• _To be done_
Show every line containing "долларов" by copying it.

• _Rows from a dataset_

************

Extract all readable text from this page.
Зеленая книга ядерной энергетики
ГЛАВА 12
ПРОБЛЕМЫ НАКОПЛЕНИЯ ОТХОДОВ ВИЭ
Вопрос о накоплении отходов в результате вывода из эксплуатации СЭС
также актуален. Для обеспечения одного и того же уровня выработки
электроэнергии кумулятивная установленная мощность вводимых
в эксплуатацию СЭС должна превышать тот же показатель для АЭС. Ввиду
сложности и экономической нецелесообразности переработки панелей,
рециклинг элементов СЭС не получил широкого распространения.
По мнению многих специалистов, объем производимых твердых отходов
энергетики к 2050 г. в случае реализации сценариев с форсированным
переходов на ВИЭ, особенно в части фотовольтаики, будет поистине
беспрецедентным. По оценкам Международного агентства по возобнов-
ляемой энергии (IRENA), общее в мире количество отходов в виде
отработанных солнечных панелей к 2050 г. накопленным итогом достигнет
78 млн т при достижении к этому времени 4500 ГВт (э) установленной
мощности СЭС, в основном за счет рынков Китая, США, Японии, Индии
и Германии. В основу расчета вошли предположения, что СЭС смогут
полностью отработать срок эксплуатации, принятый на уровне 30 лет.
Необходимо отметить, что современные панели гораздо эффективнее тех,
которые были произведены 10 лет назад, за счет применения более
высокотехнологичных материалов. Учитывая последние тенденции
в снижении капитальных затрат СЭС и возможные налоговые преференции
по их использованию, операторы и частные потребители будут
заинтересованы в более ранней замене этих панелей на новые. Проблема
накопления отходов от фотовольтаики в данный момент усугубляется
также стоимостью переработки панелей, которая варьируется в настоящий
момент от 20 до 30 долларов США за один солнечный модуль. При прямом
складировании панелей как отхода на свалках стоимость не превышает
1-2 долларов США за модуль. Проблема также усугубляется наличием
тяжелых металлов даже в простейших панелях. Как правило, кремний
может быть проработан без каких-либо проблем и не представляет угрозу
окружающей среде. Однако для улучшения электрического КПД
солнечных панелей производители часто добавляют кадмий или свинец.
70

************

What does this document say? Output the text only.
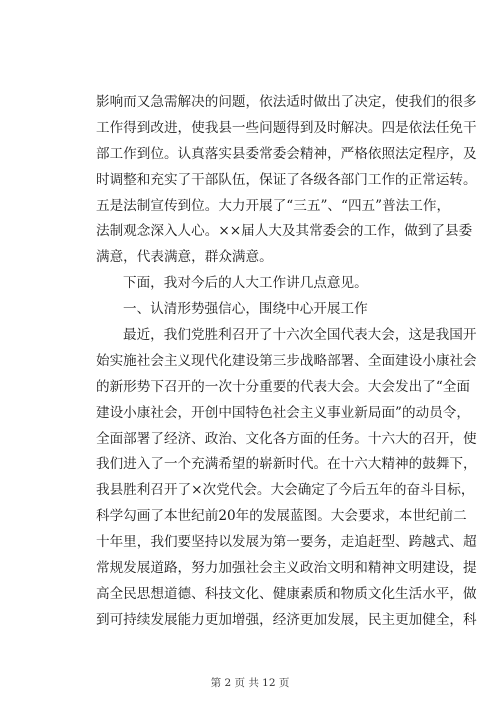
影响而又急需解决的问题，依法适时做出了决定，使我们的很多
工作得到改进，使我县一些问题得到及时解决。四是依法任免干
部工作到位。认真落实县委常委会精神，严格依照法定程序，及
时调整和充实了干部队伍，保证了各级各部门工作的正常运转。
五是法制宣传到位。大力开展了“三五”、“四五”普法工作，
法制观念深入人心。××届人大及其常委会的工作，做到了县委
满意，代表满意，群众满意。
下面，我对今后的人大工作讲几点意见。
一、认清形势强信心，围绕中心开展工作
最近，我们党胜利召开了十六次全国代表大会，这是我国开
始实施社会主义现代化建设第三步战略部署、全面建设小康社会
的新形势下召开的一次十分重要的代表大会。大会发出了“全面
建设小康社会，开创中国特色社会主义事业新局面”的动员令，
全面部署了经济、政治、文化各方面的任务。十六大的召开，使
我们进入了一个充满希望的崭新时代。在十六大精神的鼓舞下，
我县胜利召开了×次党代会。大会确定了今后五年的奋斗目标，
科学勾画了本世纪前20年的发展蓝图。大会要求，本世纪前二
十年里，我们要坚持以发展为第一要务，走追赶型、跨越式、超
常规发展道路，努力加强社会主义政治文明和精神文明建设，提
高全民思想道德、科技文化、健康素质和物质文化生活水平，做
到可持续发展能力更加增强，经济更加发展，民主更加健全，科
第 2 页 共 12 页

************

• _Correct result_
момент от 20 до 30 долларов США за один солнечный модуль. При прямом
1-2 долларов США за модуль. Проблема также усугубляется наличием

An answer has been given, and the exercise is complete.